WORK TO BE COMPLETED: Read through the records below and copy each line that uses the word "within".

— Start of SOURCE DATA —

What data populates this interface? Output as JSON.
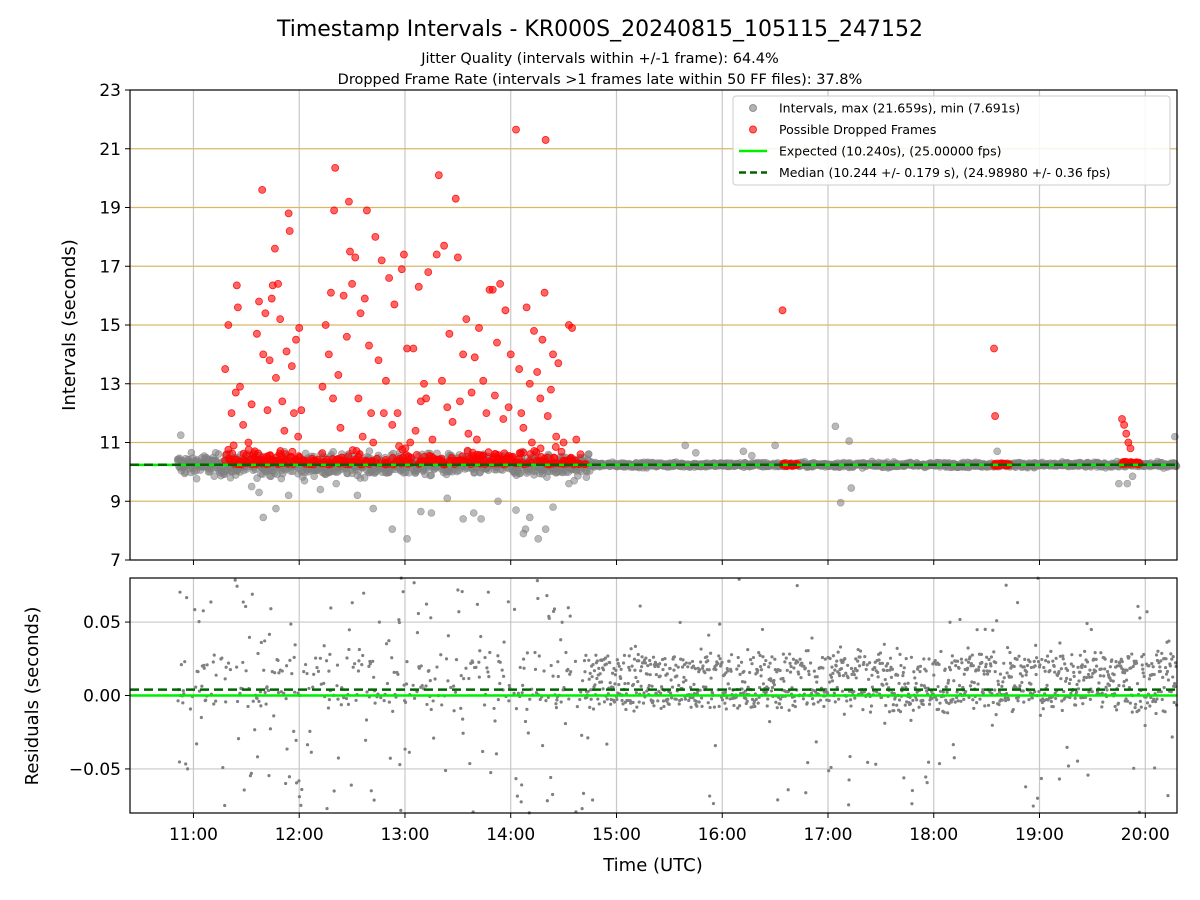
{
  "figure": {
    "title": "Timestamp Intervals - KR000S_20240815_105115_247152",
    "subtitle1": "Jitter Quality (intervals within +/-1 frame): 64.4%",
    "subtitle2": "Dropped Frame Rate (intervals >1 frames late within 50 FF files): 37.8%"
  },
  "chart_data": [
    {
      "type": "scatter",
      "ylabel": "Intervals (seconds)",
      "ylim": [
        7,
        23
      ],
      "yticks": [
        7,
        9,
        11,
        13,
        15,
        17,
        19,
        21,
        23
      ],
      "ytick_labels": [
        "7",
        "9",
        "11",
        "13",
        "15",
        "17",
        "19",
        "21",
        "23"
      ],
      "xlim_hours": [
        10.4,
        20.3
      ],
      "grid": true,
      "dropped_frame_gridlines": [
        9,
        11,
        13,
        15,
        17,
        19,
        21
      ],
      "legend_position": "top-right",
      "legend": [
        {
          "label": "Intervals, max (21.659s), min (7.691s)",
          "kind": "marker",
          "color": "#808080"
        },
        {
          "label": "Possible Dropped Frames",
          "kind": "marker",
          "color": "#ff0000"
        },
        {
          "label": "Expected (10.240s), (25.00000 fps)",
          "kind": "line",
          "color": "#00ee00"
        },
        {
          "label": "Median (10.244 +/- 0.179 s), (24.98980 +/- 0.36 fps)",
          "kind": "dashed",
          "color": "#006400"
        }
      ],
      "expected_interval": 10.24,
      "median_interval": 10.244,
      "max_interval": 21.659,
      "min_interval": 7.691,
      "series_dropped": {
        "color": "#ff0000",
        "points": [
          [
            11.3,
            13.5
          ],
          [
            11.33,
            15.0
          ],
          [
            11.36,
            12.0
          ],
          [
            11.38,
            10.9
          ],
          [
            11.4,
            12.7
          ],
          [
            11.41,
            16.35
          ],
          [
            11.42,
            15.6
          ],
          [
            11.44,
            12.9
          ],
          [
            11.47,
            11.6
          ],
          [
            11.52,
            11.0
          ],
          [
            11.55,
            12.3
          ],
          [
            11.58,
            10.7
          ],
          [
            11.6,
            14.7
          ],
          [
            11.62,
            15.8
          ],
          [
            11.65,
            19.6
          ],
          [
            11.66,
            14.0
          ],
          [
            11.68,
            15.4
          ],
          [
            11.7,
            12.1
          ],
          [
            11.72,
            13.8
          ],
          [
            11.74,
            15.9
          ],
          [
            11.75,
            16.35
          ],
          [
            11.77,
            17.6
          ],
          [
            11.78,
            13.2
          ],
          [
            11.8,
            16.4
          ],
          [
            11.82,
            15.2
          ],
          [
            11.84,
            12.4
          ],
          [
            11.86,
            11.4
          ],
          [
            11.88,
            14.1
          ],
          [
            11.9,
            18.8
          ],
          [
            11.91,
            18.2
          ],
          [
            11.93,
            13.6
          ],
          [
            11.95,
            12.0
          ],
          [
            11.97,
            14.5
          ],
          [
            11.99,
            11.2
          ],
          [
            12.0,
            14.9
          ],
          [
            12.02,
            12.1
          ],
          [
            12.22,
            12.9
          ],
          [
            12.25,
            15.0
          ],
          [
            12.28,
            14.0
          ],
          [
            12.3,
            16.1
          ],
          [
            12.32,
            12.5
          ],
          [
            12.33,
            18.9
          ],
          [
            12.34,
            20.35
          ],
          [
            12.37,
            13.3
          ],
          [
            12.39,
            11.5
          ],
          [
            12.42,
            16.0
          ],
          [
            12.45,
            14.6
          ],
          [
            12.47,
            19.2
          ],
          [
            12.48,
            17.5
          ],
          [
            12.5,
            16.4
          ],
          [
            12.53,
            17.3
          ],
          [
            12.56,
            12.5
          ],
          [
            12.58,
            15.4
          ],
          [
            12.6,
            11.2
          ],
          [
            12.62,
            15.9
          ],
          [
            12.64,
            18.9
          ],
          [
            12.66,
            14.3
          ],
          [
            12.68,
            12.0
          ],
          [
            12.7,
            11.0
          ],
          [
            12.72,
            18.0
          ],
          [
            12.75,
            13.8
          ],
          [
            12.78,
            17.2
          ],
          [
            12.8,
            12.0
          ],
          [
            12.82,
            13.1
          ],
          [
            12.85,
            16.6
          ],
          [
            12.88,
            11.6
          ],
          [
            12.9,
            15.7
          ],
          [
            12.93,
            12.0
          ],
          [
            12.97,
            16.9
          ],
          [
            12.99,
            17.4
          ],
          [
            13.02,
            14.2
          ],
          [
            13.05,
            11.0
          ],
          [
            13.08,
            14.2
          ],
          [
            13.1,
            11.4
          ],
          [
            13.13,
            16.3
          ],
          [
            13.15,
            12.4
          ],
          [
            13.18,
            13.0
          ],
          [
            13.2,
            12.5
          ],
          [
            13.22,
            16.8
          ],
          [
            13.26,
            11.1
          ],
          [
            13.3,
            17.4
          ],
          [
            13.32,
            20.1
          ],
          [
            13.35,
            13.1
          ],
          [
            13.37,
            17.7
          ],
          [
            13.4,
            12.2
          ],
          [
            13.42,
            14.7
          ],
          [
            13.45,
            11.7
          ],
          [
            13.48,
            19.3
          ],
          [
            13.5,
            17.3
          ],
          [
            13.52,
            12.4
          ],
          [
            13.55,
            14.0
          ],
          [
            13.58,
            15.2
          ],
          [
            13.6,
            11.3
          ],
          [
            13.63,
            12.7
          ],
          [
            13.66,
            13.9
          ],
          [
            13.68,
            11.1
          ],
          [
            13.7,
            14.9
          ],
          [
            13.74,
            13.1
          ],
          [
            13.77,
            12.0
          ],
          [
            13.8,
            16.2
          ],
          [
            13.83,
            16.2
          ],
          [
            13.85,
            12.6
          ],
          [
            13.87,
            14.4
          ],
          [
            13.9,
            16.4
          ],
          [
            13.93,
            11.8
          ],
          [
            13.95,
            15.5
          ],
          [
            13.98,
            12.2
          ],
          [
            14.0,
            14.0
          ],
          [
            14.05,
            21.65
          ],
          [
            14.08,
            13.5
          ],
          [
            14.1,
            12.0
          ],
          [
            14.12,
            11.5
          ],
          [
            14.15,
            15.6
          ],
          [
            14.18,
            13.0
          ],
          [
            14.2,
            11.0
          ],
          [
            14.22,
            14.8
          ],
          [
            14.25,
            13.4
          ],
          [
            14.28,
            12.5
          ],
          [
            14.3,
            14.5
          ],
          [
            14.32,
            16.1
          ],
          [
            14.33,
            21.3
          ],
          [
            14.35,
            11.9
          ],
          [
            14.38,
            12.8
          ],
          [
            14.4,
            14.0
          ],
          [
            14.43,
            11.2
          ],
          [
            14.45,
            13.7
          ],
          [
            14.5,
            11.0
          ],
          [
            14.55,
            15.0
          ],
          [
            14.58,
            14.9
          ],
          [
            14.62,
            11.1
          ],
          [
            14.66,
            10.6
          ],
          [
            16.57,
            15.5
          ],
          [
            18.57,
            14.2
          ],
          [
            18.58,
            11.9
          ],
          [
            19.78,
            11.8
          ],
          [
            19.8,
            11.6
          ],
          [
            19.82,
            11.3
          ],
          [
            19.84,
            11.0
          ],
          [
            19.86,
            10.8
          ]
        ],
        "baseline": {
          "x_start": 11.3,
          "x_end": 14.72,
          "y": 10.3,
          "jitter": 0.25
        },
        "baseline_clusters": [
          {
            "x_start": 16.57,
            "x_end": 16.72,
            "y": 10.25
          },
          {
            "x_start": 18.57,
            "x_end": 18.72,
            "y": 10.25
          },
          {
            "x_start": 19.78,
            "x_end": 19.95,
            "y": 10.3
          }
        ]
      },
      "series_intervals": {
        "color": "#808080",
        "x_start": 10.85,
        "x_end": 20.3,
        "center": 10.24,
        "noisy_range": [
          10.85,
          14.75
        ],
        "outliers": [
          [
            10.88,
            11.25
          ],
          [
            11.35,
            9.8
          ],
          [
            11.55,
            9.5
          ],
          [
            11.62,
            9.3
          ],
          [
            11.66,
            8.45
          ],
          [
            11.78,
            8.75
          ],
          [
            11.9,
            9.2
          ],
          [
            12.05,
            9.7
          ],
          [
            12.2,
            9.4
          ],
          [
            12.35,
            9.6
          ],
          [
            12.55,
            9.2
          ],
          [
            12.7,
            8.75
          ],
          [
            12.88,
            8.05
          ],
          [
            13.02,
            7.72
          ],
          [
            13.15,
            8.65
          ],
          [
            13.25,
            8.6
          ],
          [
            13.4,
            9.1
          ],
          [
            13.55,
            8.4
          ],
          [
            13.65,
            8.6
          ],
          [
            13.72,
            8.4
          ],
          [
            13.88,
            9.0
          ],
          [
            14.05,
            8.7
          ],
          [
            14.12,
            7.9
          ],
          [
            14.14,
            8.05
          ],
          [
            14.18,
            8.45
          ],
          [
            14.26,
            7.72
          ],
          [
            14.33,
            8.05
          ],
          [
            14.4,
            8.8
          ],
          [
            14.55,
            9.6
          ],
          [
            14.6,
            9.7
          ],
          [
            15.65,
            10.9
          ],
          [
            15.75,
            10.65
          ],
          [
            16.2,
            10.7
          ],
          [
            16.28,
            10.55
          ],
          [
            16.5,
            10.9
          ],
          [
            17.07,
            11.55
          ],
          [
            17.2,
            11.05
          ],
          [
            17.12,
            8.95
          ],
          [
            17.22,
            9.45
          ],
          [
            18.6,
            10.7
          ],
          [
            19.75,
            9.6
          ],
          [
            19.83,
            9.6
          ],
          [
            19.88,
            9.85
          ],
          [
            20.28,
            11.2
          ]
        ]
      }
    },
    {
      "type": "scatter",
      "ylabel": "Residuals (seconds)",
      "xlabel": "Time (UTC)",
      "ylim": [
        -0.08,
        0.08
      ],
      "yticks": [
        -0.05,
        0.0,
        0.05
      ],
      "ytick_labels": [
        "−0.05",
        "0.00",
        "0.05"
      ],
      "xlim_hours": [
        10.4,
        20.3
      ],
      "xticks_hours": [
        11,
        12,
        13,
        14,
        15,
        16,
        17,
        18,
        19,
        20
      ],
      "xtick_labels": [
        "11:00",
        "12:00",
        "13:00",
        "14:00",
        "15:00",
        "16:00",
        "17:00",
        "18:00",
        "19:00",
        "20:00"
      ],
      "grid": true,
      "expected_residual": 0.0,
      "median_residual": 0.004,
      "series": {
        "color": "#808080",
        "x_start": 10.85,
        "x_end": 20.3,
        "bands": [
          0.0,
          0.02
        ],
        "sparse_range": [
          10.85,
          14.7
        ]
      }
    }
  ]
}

— End of SOURCE DATA —

SOLUTION:
    "subtitle1": "Jitter Quality (intervals within +/-1 frame): 64.4%",
    "subtitle2": "Dropped Frame Rate (intervals >1 frames late within 50 FF files): 37.8%"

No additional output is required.